◆ Do this ◆
Copy out each line in the material below that has the word "площадь".

#### Material shown ####

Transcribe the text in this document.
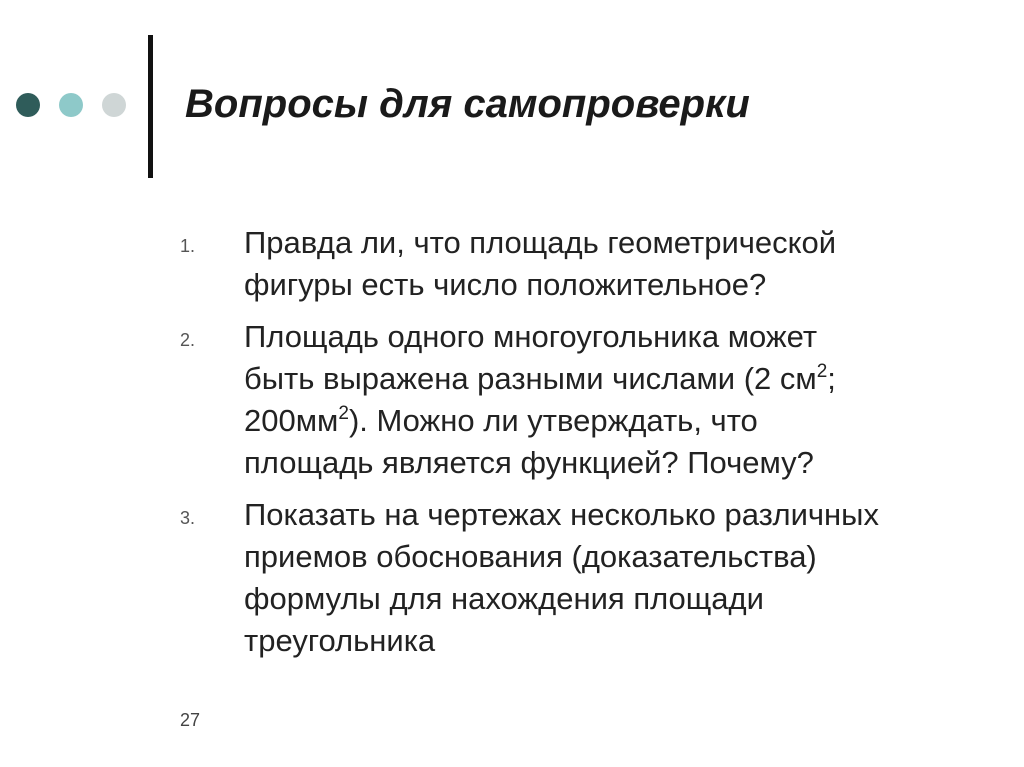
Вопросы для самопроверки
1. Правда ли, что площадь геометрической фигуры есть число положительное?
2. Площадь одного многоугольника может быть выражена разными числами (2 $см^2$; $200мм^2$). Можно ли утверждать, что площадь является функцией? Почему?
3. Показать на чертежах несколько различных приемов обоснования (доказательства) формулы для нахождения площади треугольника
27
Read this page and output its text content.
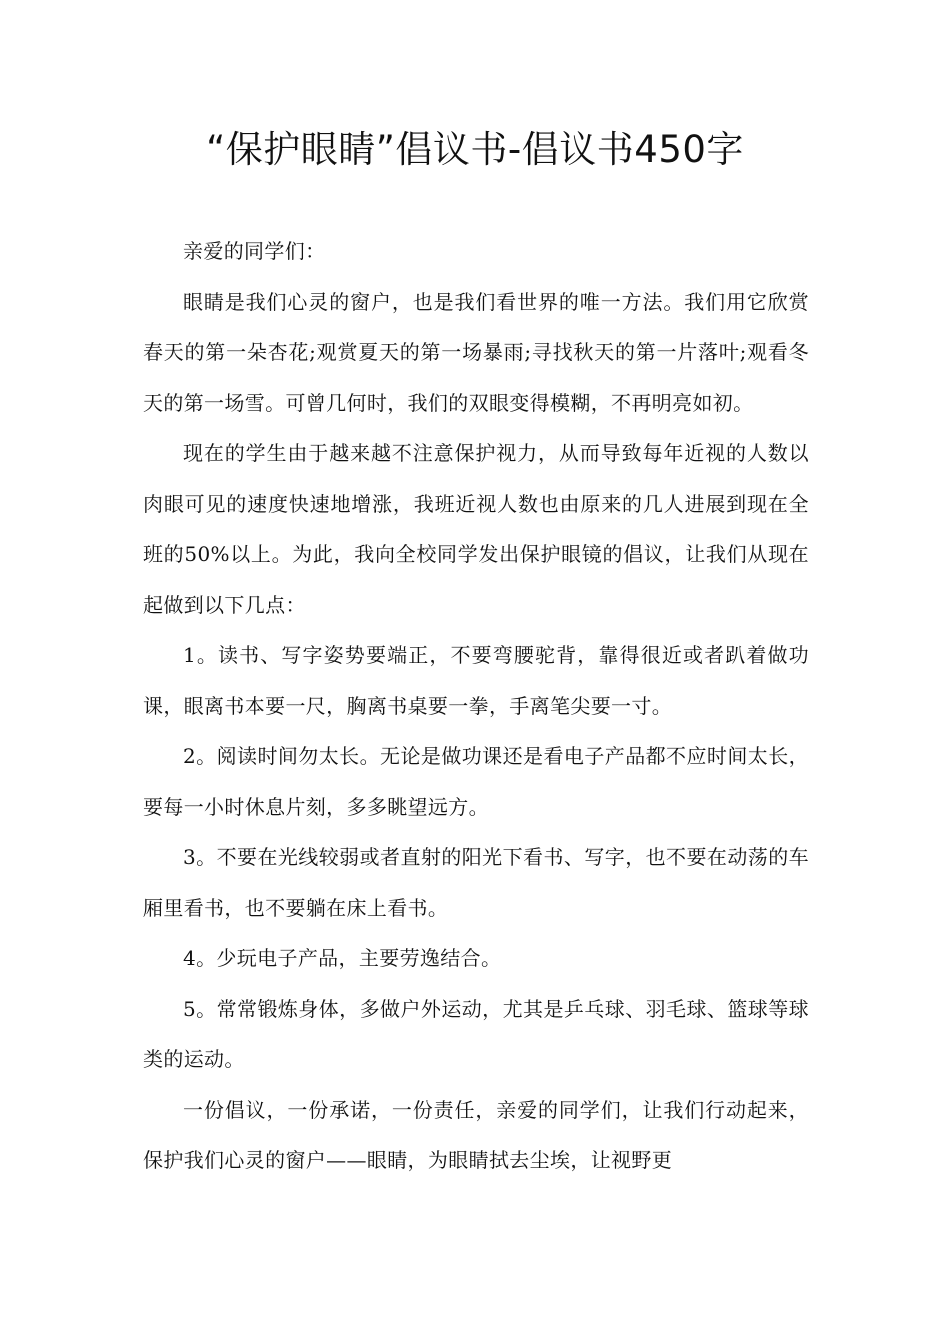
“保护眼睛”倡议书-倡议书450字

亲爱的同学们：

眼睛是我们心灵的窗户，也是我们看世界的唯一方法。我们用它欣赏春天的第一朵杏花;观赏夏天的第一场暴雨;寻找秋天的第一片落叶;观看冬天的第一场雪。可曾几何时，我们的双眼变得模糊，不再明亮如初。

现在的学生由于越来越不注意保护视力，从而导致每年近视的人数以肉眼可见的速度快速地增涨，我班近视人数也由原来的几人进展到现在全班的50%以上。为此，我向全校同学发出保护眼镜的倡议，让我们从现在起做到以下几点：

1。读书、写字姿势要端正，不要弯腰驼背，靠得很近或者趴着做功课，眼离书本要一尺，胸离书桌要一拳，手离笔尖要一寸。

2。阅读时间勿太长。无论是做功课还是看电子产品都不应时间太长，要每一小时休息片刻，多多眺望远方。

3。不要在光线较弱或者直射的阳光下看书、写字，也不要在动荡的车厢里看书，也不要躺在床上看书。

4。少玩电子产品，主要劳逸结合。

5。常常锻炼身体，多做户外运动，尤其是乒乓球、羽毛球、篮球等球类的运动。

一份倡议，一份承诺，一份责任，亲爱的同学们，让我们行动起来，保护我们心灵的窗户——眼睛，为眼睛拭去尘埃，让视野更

####
#### Material shown ####

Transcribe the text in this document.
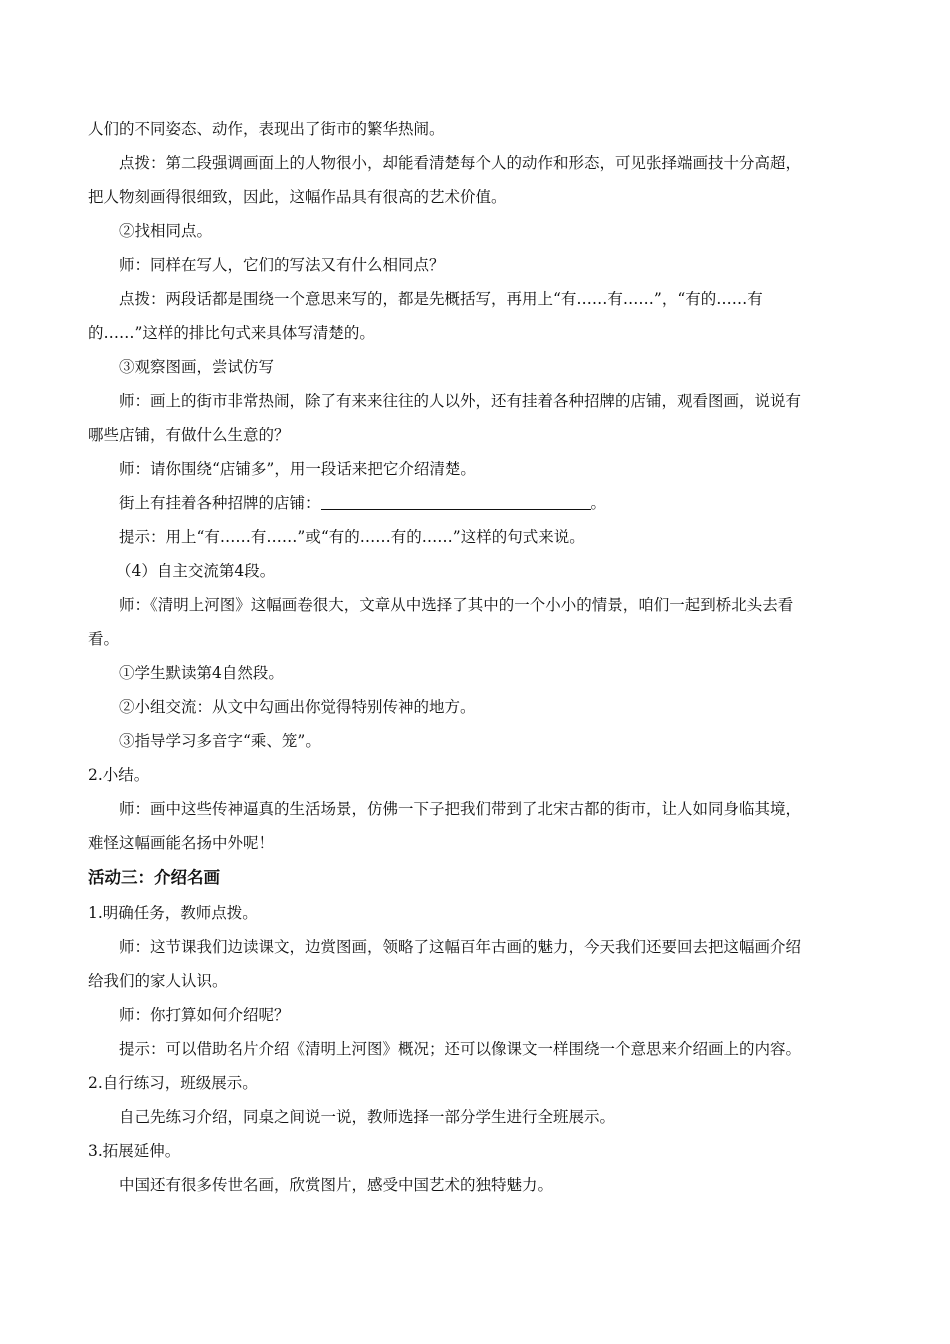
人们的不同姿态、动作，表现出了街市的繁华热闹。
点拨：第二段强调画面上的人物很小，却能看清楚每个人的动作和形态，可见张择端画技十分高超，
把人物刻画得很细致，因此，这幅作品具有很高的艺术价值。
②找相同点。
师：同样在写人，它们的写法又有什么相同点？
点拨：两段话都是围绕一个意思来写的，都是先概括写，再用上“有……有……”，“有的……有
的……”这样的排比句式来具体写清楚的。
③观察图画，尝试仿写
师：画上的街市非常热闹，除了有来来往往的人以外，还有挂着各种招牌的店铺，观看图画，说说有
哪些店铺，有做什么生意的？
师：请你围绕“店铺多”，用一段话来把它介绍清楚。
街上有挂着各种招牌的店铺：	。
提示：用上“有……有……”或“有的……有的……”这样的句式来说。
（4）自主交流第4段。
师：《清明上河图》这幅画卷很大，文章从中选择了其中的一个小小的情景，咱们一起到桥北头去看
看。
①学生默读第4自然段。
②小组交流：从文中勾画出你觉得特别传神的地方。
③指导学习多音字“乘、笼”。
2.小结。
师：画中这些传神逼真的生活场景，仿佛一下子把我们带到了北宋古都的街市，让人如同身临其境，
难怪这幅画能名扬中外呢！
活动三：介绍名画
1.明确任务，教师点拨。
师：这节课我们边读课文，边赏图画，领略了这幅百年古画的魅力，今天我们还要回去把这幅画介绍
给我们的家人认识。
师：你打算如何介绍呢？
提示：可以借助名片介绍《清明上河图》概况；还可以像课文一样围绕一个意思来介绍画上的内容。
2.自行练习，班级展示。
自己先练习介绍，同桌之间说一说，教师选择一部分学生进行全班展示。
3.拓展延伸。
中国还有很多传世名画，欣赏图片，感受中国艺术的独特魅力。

####

◆ Response below ◆
1. Правда ли, что площадь геометрической фигуры есть число положительное?
2. Площадь одного многоугольника может быть выражена разными числами (2 $см^2$; $200мм^2$). Можно ли утверждать, что площадь является функцией? Почему?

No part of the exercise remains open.